'''

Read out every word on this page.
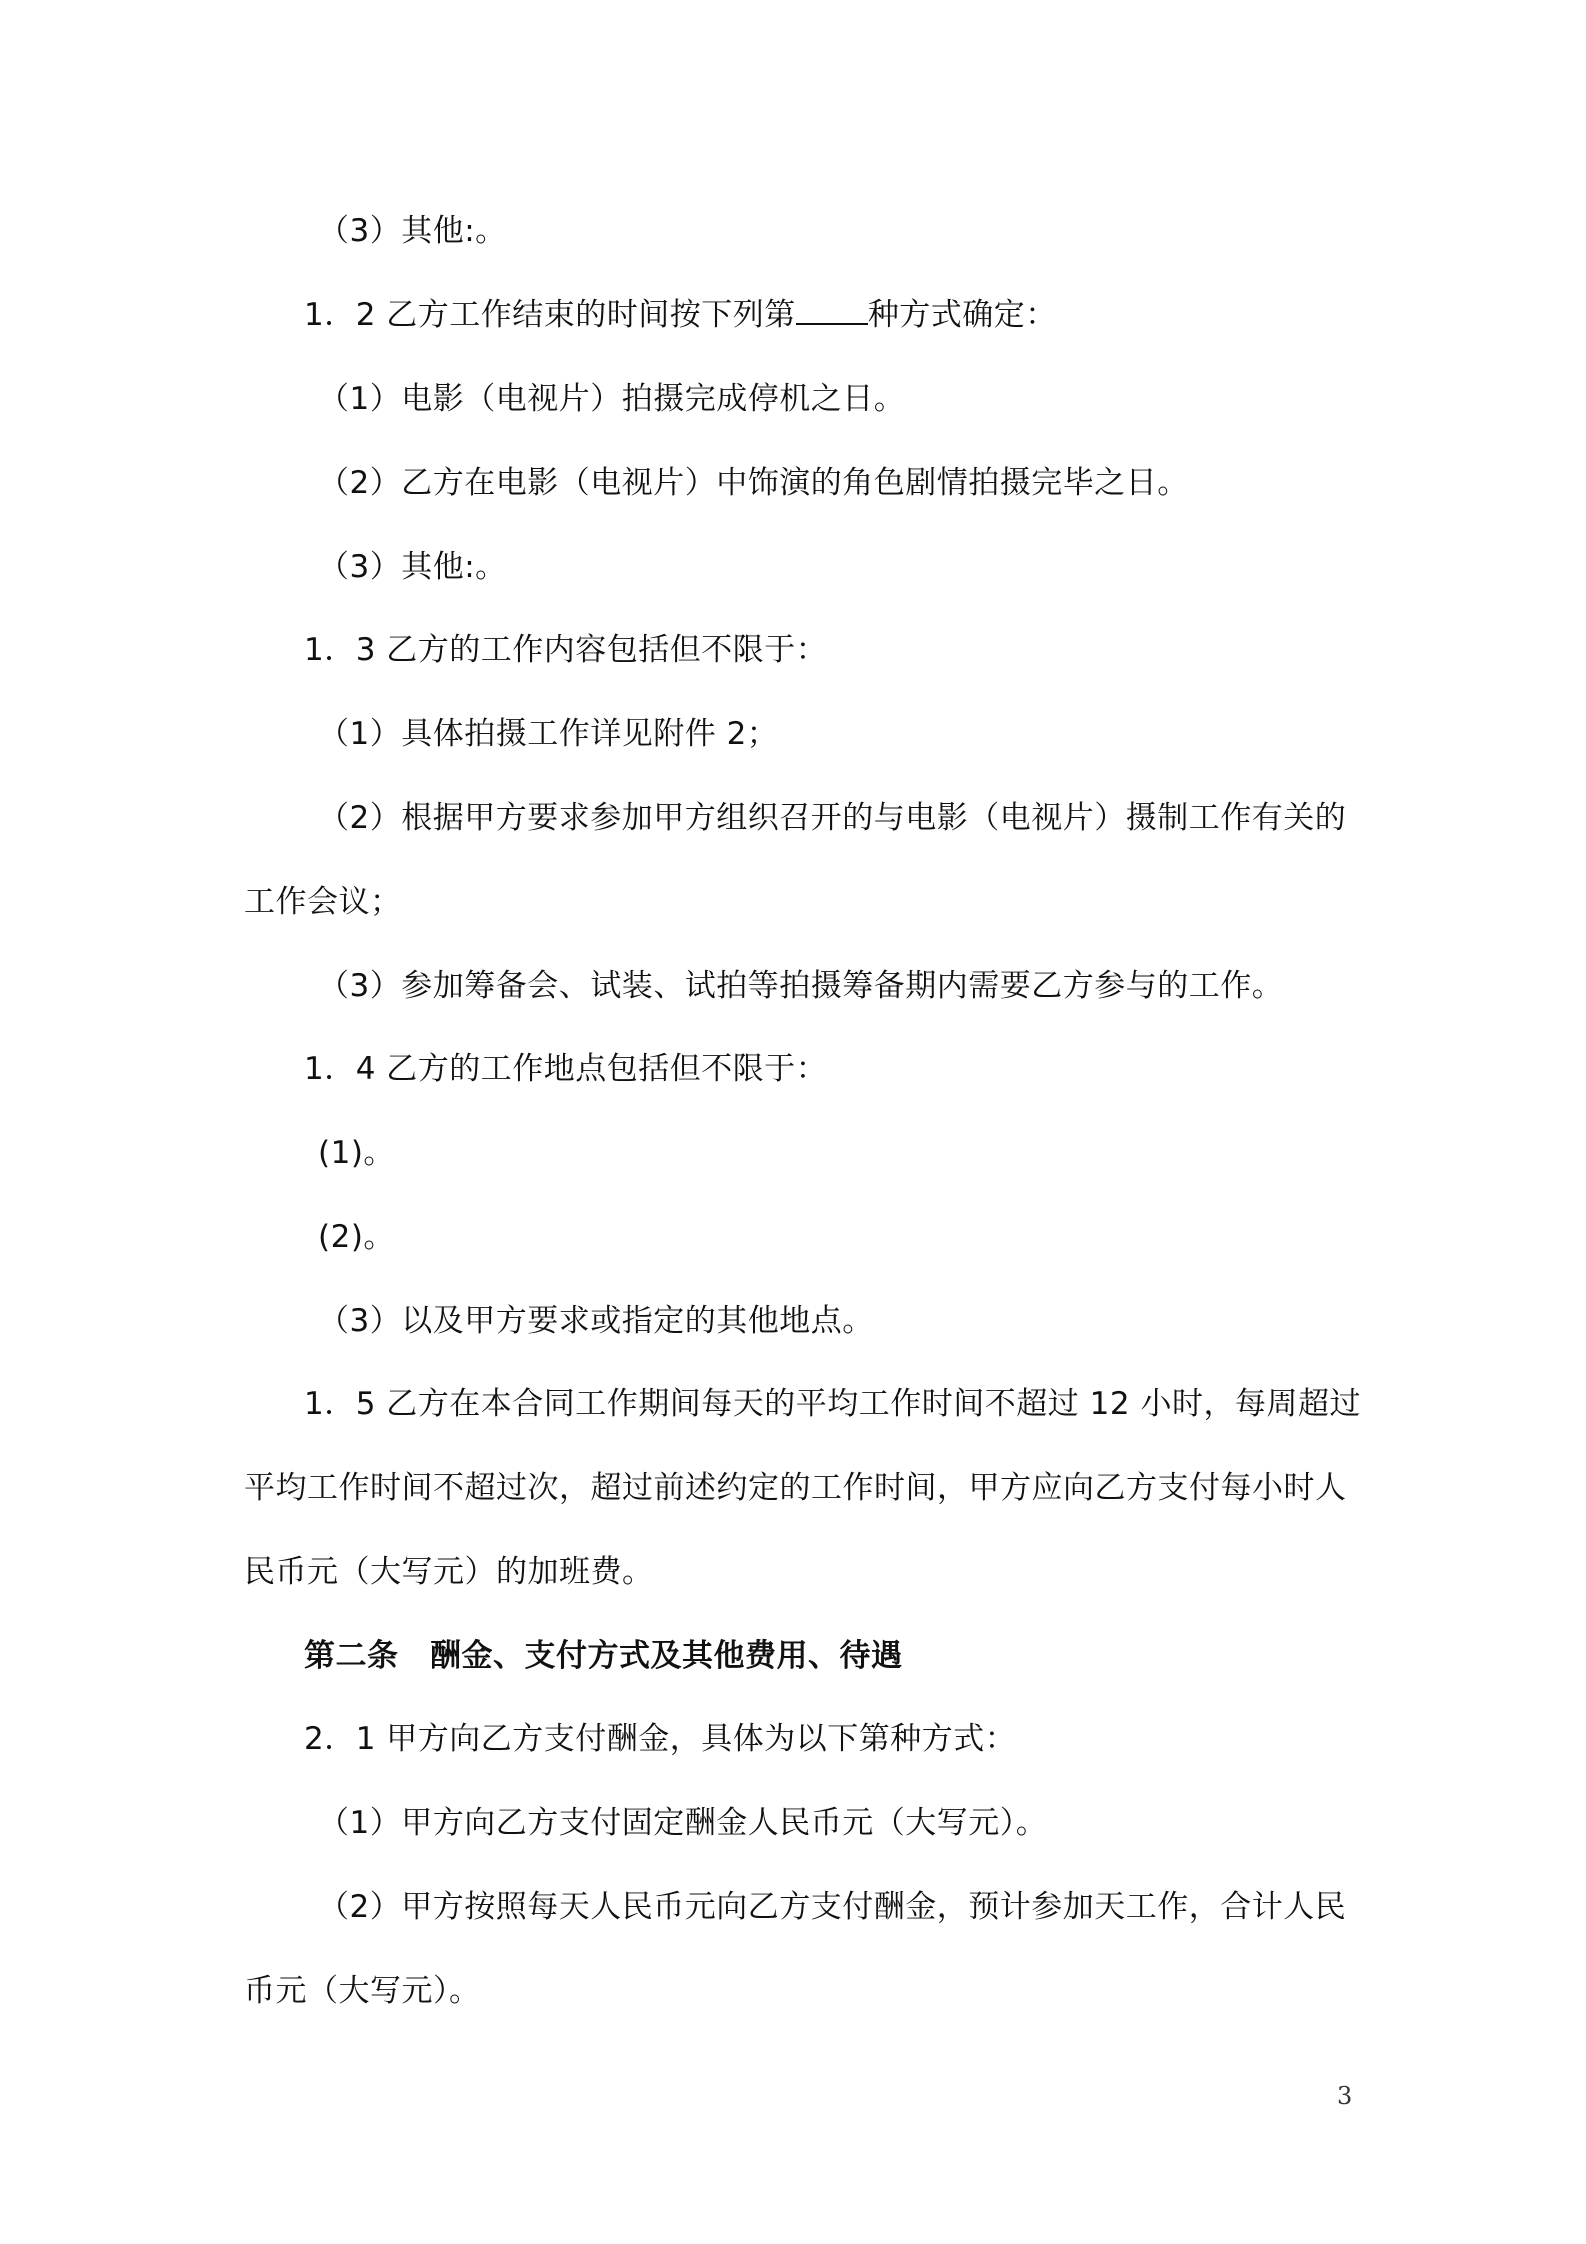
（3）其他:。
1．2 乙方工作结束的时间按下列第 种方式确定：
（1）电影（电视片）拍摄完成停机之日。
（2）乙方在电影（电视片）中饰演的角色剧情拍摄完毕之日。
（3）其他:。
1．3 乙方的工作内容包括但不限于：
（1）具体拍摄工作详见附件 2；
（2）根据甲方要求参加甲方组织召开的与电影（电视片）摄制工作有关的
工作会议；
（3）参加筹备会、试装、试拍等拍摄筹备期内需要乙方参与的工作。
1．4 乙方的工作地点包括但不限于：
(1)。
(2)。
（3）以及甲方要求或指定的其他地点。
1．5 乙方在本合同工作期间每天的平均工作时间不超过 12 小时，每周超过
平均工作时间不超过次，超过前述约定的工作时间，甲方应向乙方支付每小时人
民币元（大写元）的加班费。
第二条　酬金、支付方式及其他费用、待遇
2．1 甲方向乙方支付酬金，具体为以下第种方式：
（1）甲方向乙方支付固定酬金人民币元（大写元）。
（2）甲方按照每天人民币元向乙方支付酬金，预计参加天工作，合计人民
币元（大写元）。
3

'''
'''

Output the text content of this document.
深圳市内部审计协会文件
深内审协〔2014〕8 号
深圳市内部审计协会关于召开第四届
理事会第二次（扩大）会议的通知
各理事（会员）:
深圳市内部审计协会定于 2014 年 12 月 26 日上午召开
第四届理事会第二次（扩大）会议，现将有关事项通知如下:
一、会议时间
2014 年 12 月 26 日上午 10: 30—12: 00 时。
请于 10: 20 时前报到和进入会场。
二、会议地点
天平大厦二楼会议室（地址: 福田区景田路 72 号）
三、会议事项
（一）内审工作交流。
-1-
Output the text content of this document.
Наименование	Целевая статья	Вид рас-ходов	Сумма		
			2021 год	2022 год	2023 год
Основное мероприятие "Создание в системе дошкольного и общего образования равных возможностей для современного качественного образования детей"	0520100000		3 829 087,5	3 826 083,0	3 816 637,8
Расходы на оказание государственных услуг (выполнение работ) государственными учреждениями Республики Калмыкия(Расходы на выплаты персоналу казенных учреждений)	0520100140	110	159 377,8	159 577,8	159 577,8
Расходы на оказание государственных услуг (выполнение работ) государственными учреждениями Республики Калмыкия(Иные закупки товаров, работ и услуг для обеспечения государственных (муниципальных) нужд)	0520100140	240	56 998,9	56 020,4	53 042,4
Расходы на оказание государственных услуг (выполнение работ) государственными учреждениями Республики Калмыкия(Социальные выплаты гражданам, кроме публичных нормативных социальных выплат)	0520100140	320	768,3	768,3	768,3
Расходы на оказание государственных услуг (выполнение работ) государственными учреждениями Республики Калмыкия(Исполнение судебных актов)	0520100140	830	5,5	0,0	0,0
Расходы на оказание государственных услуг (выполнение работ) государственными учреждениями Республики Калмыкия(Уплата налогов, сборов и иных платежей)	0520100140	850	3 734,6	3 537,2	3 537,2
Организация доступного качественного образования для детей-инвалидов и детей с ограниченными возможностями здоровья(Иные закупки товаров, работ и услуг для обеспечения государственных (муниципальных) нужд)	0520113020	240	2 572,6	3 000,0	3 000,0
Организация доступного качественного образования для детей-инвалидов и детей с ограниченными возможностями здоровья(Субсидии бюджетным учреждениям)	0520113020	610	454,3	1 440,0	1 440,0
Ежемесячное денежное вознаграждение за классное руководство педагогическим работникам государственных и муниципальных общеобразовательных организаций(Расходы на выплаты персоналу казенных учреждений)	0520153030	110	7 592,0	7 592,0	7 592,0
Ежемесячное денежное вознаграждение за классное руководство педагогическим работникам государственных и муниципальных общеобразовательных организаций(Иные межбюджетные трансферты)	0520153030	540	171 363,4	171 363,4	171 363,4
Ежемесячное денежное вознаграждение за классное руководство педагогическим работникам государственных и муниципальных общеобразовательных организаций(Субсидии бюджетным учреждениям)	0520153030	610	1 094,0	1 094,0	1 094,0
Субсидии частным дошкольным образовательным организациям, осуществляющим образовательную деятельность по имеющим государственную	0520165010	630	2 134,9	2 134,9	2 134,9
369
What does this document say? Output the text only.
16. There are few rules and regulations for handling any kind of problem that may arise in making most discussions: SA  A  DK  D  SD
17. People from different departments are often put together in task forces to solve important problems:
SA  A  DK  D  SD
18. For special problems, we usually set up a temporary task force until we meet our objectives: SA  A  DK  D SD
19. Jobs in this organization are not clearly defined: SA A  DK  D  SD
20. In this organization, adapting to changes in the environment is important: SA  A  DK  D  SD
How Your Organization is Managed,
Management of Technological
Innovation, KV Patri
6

'''
'''

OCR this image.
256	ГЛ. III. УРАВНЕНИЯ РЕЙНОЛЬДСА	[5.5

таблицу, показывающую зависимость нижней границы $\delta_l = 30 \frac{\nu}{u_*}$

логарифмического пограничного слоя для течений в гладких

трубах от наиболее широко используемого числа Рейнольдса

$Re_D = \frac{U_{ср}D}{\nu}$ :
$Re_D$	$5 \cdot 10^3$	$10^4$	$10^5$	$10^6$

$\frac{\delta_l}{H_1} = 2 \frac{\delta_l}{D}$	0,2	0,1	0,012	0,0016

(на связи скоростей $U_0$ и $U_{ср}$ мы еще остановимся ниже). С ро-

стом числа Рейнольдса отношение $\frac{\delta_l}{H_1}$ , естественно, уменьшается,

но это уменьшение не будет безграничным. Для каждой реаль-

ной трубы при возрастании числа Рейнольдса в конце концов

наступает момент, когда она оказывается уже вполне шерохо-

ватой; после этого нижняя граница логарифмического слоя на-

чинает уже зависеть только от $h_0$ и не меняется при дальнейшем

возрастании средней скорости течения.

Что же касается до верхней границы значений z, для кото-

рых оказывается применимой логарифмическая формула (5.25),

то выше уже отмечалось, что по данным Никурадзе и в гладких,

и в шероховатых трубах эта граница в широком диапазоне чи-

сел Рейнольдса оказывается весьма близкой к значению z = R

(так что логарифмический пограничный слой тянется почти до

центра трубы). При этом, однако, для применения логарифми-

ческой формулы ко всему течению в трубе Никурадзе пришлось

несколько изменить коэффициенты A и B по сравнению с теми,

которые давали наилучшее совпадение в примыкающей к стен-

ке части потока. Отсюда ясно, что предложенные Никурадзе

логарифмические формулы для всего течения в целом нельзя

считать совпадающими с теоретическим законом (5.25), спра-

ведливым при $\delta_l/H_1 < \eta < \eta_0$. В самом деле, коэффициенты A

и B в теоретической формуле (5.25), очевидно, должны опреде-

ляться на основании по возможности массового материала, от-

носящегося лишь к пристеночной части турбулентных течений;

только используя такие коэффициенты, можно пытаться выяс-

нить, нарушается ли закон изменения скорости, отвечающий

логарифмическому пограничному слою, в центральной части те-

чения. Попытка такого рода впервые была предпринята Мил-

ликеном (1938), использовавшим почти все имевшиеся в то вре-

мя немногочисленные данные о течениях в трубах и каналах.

'''

● **WHAT THE TASK REQUIRES**
Check the data for the word "гладких" and pull out the lines that have it.

● **RESULT**
логарифмического пограничного слоя для течений в гладких
то выше уже отмечалось, что по данным Никурадзе и в гладких,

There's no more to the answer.